Reproduce the records below with every "paragraph-text" swapped for "text-block", leaving everything else unchanged.

***** Entries provided *****

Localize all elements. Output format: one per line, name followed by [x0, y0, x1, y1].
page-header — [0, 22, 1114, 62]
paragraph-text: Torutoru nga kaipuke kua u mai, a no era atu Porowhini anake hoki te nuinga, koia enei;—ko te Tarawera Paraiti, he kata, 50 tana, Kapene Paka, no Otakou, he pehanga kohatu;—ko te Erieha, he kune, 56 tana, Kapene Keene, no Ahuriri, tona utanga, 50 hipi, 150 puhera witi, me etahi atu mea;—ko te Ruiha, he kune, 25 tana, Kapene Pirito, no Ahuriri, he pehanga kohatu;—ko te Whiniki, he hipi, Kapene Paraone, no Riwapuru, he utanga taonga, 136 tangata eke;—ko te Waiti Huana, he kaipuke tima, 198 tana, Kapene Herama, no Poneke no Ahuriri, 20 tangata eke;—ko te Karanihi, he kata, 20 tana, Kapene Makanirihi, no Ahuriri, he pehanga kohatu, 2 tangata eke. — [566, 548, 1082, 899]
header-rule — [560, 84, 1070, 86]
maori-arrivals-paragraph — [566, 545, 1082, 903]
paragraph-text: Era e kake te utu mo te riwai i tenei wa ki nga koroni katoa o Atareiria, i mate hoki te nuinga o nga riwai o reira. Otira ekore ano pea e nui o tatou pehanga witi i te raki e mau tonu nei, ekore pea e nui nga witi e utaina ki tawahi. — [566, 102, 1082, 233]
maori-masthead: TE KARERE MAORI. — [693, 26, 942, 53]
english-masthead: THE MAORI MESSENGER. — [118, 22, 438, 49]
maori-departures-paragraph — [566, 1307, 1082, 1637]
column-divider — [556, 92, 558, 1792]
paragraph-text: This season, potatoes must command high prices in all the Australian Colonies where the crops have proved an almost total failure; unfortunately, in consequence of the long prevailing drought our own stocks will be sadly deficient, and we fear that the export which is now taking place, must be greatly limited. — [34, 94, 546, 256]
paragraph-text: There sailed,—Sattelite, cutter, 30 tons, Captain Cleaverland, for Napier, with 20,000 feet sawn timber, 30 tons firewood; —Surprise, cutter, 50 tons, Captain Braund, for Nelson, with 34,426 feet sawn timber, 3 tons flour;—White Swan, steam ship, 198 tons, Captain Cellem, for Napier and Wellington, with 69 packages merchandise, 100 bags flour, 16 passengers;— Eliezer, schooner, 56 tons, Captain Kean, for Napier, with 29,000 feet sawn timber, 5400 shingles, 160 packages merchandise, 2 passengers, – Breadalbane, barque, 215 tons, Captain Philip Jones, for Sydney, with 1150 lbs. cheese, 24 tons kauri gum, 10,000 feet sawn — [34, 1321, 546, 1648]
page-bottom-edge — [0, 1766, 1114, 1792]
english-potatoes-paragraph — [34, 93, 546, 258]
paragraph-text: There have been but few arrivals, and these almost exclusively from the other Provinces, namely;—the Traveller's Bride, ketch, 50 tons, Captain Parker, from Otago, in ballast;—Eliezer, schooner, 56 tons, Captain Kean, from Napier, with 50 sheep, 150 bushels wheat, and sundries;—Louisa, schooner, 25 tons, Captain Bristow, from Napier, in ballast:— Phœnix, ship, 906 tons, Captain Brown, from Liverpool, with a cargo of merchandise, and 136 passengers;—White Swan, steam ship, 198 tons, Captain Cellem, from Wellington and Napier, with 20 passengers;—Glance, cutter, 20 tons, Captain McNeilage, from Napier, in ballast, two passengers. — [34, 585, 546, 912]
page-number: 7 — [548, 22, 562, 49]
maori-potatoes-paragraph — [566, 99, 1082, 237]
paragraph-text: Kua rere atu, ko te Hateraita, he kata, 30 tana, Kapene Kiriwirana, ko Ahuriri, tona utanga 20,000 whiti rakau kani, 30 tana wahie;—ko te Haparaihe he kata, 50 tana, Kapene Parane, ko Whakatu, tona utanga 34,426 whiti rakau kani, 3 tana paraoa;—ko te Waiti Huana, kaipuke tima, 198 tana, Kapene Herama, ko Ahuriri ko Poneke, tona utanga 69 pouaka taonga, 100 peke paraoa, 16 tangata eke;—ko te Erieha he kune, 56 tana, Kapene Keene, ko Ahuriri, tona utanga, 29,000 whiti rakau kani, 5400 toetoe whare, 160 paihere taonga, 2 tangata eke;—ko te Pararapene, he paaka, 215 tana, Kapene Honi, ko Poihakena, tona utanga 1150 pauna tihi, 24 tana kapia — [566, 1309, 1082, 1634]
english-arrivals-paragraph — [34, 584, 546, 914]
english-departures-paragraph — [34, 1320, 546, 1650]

*****

Exercise result:
Localize all elements. Output format: one per line, name followed by [x0, y0, x1, y1].
page-header — [0, 22, 1114, 62]
text-block: Torutoru nga kaipuke kua u mai, a no era atu Porowhini anake hoki te nuinga, koia enei;—ko te Tarawera Paraiti, he kata, 50 tana, Kapene Paka, no Otakou, he pehanga kohatu;—ko te Erieha, he kune, 56 tana, Kapene Keene, no Ahuriri, tona utanga, 50 hipi, 150 puhera witi, me etahi atu mea;—ko te Ruiha, he kune, 25 tana, Kapene Pirito, no Ahuriri, he pehanga kohatu;—ko te Whiniki, he hipi, Kapene Paraone, no Riwapuru, he utanga taonga, 136 tangata eke;—ko te Waiti Huana, he kaipuke tima, 198 tana, Kapene Herama, no Poneke no Ahuriri, 20 tangata eke;—ko te Karanihi, he kata, 20 tana, Kapene Makanirihi, no Ahuriri, he pehanga kohatu, 2 tangata eke. — [566, 548, 1082, 899]
header-rule — [560, 84, 1070, 86]
maori-arrivals-paragraph — [566, 545, 1082, 903]
text-block: Era e kake te utu mo te riwai i tenei wa ki nga koroni katoa o Atareiria, i mate hoki te nuinga o nga riwai o reira. Otira ekore ano pea e nui o tatou pehanga witi i te raki e mau tonu nei, ekore pea e nui nga witi e utaina ki tawahi. — [566, 102, 1082, 233]
maori-masthead: TE KARERE MAORI. — [693, 26, 942, 53]
english-masthead: THE MAORI MESSENGER. — [118, 22, 438, 49]
maori-departures-paragraph — [566, 1307, 1082, 1637]
column-divider — [556, 92, 558, 1792]
text-block: This season, potatoes must command high prices in all the Australian Colonies where the crops have proved an almost total failure; unfortunately, in consequence of the long prevailing drought our own stocks will be sadly deficient, and we fear that the export which is now taking place, must be greatly limited. — [34, 94, 546, 256]
text-block: There sailed,—Sattelite, cutter, 30 tons, Captain Cleaverland, for Napier, with 20,000 feet sawn timber, 30 tons firewood; —Surprise, cutter, 50 tons, Captain Braund, for Nelson, with 34,426 feet sawn timber, 3 tons flour;—White Swan, steam ship, 198 tons, Captain Cellem, for Napier and Wellington, with 69 packages merchandise, 100 bags flour, 16 passengers;— Eliezer, schooner, 56 tons, Captain Kean, for Napier, with 29,000 feet sawn timber, 5400 shingles, 160 packages merchandise, 2 passengers, – Breadalbane, barque, 215 tons, Captain Philip Jones, for Sydney, with 1150 lbs. cheese, 24 tons kauri gum, 10,000 feet sawn — [34, 1321, 546, 1648]
page-bottom-edge — [0, 1766, 1114, 1792]
english-potatoes-paragraph — [34, 93, 546, 258]
text-block: There have been but few arrivals, and these almost exclusively from the other Provinces, namely;—the Traveller's Bride, ketch, 50 tons, Captain Parker, from Otago, in ballast;—Eliezer, schooner, 56 tons, Captain Kean, from Napier, with 50 sheep, 150 bushels wheat, and sundries;—Louisa, schooner, 25 tons, Captain Bristow, from Napier, in ballast:— Phœnix, ship, 906 tons, Captain Brown, from Liverpool, with a cargo of merchandise, and 136 passengers;—White Swan, steam ship, 198 tons, Captain Cellem, from Wellington and Napier, with 20 passengers;—Glance, cutter, 20 tons, Captain McNeilage, from Napier, in ballast, two passengers. — [34, 585, 546, 912]
page-number: 7 — [548, 22, 562, 49]
maori-potatoes-paragraph — [566, 99, 1082, 237]
text-block: Kua rere atu, ko te Hateraita, he kata, 30 tana, Kapene Kiriwirana, ko Ahuriri, tona utanga 20,000 whiti rakau kani, 30 tana wahie;—ko te Haparaihe he kata, 50 tana, Kapene Parane, ko Whakatu, tona utanga 34,426 whiti rakau kani, 3 tana paraoa;—ko te Waiti Huana, kaipuke tima, 198 tana, Kapene Herama, ko Ahuriri ko Poneke, tona utanga 69 pouaka taonga, 100 peke paraoa, 16 tangata eke;—ko te Erieha he kune, 56 tana, Kapene Keene, ko Ahuriri, tona utanga, 29,000 whiti rakau kani, 5400 toetoe whare, 160 paihere taonga, 2 tangata eke;—ko te Pararapene, he paaka, 215 tana, Kapene Honi, ko Poihakena, tona utanga 1150 pauna tihi, 24 tana kapia — [566, 1309, 1082, 1634]
english-arrivals-paragraph — [34, 584, 546, 914]
english-departures-paragraph — [34, 1320, 546, 1650]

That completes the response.